Requirement – Tally the lines in the data below that contain the word "添加设备", treating case as significant, and give only the number.

━━━ Record excerpts

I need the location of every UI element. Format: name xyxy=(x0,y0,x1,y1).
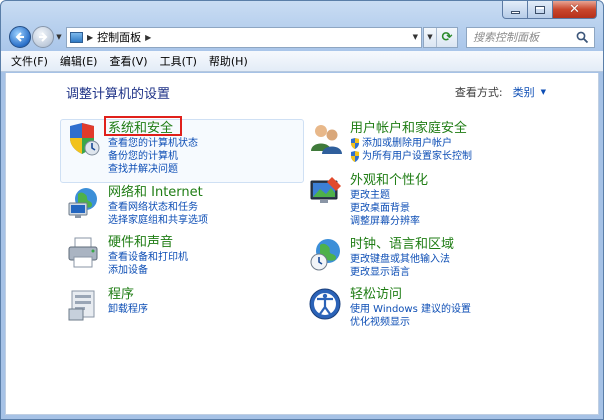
category-title-appearance[interactable]: 外观和个性化 xyxy=(350,173,428,189)
page-title: 调整计算机的设置 xyxy=(66,87,171,102)
link-label: 添加或删除用户帐户 xyxy=(362,138,452,149)
minimize-icon xyxy=(510,10,520,14)
search-icon[interactable] xyxy=(576,31,589,44)
link-change-theme[interactable]: 更改主题 xyxy=(350,189,560,202)
control-panel-icon xyxy=(70,31,83,43)
forward-button[interactable] xyxy=(32,26,54,48)
menu-view[interactable]: 查看(V) xyxy=(103,51,153,72)
refresh-group: ▼ ⟳ xyxy=(423,26,458,48)
category-title-hardware-sound[interactable]: 硬件和声音 xyxy=(108,235,173,251)
breadcrumb-separator-icon[interactable]: ▶ xyxy=(87,33,93,42)
view-by: 查看方式: 类别 ▼ xyxy=(455,84,546,100)
navigation-row: ▼ ▶ 控制面板 ▶ ▼ ▼ ⟳ 搜索控制面板 xyxy=(9,25,595,49)
recent-pages-dropdown[interactable]: ▼ xyxy=(54,26,64,48)
view-by-dropdown[interactable]: 类别 xyxy=(509,84,539,100)
printer-icon xyxy=(68,237,98,268)
caption-buttons: ✕ xyxy=(502,1,597,19)
link-optimize-visual-display[interactable]: 优化视频显示 xyxy=(350,316,560,329)
link-add-device[interactable]: 添加设备 xyxy=(108,264,318,277)
address-dropdown-icon[interactable]: ▼ xyxy=(413,33,418,41)
link-adjust-resolution[interactable]: 调整屏幕分辨率 xyxy=(350,215,560,228)
link-find-fix-problems[interactable]: 查找并解决问题 xyxy=(108,163,318,176)
address-bar[interactable]: ▶ 控制面板 ▶ ▼ xyxy=(66,26,422,48)
red-highlight-box xyxy=(104,116,182,136)
link-add-remove-users[interactable]: 添加或删除用户帐户 xyxy=(350,137,560,150)
category-title-ease-of-access[interactable]: 轻松访问 xyxy=(350,287,402,303)
category-body: 外观和个性化 更改主题 更改桌面背景 调整屏幕分辨率 xyxy=(350,173,560,228)
refresh-button[interactable]: ⟳ xyxy=(437,28,457,47)
close-button[interactable]: ✕ xyxy=(553,1,597,19)
link-parental-controls[interactable]: 为所有用户设置家长控制 xyxy=(350,150,560,163)
back-arrow-icon xyxy=(15,32,24,42)
category-body: 用户帐户和家庭安全 添加或删除用户帐户 为所有用户设置家长控制 xyxy=(350,121,560,163)
menu-edit[interactable]: 编辑(E) xyxy=(54,51,104,72)
category-title-network-internet[interactable]: 网络和 Internet xyxy=(108,185,203,201)
link-backup-computer[interactable]: 备份您的计算机 xyxy=(108,150,318,163)
uac-shield-icon xyxy=(351,151,359,162)
category-body: 轻松访问 使用 Windows 建议的设置 优化视频显示 xyxy=(350,287,560,329)
search-input[interactable]: 搜索控制面板 xyxy=(466,26,595,48)
close-icon: ✕ xyxy=(569,2,580,17)
appearance-monitor-icon xyxy=(310,177,341,203)
link-change-desktop-background[interactable]: 更改桌面背景 xyxy=(350,202,560,215)
network-globe-icon xyxy=(68,188,97,218)
category-body: 时钟、语言和区域 更改键盘或其他输入法 更改显示语言 xyxy=(350,237,560,279)
content-area: 调整计算机的设置 查看方式: 类别 ▼ 系统和安全 查看您的计算机状态 备份您的… xyxy=(5,73,599,415)
link-homegroup-sharing[interactable]: 选择家庭组和共享选项 xyxy=(108,214,318,227)
forward-arrow-icon xyxy=(39,32,48,42)
view-by-label: 查看方式: xyxy=(454,86,503,99)
category-body: 硬件和声音 查看设备和打印机 添加设备 xyxy=(108,235,318,277)
uac-shield-icon xyxy=(351,138,359,149)
ease-of-access-icon xyxy=(309,288,341,320)
address-history-dropdown[interactable]: ▼ xyxy=(424,27,437,47)
maximize-button[interactable] xyxy=(528,1,553,19)
search-placeholder: 搜索控制面板 xyxy=(473,31,539,44)
programs-icon xyxy=(68,290,95,321)
link-label: 为所有用户设置家长控制 xyxy=(362,151,472,162)
link-devices-printers[interactable]: 查看设备和打印机 xyxy=(108,251,318,264)
chevron-down-icon[interactable]: ▼ xyxy=(541,88,546,96)
clock-globe-icon xyxy=(310,239,340,271)
category-title-user-accounts[interactable]: 用户帐户和家庭安全 xyxy=(350,121,467,137)
refresh-icon: ⟳ xyxy=(441,29,453,45)
back-button[interactable] xyxy=(9,26,31,48)
link-view-computer-status[interactable]: 查看您的计算机状态 xyxy=(108,137,318,150)
breadcrumb-separator-icon[interactable]: ▶ xyxy=(145,33,151,42)
security-shield-icon xyxy=(70,123,100,156)
maximize-icon xyxy=(535,5,545,14)
link-change-display-language[interactable]: 更改显示语言 xyxy=(350,266,560,279)
category-body: 网络和 Internet 查看网络状态和任务 选择家庭组和共享选项 xyxy=(108,185,318,227)
users-icon xyxy=(311,125,342,154)
category-title-clock-language-region[interactable]: 时钟、语言和区域 xyxy=(350,237,454,253)
link-view-network-status[interactable]: 查看网络状态和任务 xyxy=(108,201,318,214)
link-windows-recommended-settings[interactable]: 使用 Windows 建议的设置 xyxy=(350,303,560,316)
menu-tools[interactable]: 工具(T) xyxy=(154,51,203,72)
category-title-programs[interactable]: 程序 xyxy=(108,287,134,303)
breadcrumb-control-panel[interactable]: 控制面板 xyxy=(97,29,141,45)
control-panel-window: ✕ ▼ ▶ 控制面板 ▶ ▼ ▼ ⟳ 搜索控制面板 文件(F) 编辑(E) 查看… xyxy=(0,0,604,420)
link-change-input-method[interactable]: 更改键盘或其他输入法 xyxy=(350,253,560,266)
category-body: 程序 卸载程序 xyxy=(108,287,318,316)
menu-help[interactable]: 帮助(H) xyxy=(203,51,254,72)
menu-file[interactable]: 文件(F) xyxy=(5,51,54,72)
link-uninstall-program[interactable]: 卸载程序 xyxy=(108,303,318,316)
minimize-button[interactable] xyxy=(502,1,528,19)
menu-bar: 文件(F) 编辑(E) 查看(V) 工具(T) 帮助(H) xyxy=(1,51,603,72)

━━━━━━

Answer for the task – 2